*Exercise instructions*
Determine the count of lines holding "Bridge" and give that count alone.

[Data listing]

========================================================================

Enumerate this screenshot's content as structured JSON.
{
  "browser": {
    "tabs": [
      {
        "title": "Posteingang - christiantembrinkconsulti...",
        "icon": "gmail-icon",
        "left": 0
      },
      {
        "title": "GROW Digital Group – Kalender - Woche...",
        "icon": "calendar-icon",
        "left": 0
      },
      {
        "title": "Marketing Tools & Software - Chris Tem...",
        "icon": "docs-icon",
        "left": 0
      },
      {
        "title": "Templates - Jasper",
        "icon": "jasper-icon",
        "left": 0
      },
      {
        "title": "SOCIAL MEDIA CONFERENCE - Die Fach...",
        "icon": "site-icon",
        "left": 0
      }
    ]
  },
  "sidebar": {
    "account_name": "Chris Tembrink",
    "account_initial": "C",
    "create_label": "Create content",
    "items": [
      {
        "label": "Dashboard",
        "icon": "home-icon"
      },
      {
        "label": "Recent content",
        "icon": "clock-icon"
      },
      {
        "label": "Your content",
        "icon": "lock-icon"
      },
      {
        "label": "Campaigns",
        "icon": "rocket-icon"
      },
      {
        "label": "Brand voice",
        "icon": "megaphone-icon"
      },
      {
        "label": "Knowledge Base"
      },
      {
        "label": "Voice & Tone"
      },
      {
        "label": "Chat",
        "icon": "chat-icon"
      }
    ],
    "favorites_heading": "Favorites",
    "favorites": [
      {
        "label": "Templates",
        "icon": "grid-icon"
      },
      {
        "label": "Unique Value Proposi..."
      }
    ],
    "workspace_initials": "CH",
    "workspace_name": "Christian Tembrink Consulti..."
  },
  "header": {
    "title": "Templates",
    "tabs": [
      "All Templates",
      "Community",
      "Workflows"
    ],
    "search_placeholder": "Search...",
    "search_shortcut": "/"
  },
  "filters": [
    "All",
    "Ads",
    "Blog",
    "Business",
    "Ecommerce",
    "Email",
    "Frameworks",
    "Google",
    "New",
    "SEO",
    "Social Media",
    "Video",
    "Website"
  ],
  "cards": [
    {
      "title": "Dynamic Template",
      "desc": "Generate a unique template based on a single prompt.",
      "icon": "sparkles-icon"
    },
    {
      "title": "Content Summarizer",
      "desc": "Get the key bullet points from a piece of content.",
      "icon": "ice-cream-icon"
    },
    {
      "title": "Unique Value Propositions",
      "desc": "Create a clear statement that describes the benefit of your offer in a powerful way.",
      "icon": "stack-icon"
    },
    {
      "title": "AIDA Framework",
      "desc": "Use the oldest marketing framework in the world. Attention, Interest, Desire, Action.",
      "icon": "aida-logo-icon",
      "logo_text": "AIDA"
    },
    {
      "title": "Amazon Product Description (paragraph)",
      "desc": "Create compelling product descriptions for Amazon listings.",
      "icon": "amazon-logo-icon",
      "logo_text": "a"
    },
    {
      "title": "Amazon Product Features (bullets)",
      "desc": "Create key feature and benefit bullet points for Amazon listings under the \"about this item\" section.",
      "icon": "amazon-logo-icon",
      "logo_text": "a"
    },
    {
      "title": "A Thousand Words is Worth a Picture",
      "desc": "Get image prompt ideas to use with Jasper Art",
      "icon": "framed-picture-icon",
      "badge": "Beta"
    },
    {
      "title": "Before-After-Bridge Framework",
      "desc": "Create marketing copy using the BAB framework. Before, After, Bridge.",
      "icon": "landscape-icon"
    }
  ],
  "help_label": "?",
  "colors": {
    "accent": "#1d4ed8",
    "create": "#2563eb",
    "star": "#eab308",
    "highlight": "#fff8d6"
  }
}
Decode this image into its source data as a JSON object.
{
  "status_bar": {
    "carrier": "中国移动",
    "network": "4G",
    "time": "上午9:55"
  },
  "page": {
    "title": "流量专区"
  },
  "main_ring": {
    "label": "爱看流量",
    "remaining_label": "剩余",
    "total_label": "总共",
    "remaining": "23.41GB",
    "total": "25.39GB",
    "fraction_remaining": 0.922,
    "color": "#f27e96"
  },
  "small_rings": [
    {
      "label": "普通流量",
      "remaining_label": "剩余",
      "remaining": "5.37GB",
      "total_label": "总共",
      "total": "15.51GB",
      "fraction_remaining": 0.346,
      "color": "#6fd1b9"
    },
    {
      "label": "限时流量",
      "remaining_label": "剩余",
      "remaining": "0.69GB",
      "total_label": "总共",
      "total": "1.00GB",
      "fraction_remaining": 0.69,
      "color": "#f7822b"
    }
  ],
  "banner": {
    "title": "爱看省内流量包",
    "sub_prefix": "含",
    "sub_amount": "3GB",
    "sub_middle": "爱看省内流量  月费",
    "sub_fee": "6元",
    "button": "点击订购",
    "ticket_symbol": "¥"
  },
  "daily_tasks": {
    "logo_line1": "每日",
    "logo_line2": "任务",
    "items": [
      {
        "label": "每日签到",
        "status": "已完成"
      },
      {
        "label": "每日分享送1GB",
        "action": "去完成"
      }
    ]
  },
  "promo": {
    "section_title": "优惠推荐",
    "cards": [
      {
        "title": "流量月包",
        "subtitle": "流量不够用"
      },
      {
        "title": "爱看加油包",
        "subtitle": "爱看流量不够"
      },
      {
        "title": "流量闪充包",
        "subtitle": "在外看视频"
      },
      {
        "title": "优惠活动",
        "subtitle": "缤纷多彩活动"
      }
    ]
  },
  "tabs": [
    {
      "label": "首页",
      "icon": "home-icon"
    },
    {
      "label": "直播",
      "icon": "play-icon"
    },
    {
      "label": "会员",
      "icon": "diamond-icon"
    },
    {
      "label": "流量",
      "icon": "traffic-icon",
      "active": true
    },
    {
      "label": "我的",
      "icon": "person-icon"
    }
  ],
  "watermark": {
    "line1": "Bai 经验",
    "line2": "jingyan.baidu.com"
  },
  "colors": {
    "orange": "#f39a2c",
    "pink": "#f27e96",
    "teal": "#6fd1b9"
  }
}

========================================================================

*Written solution*
2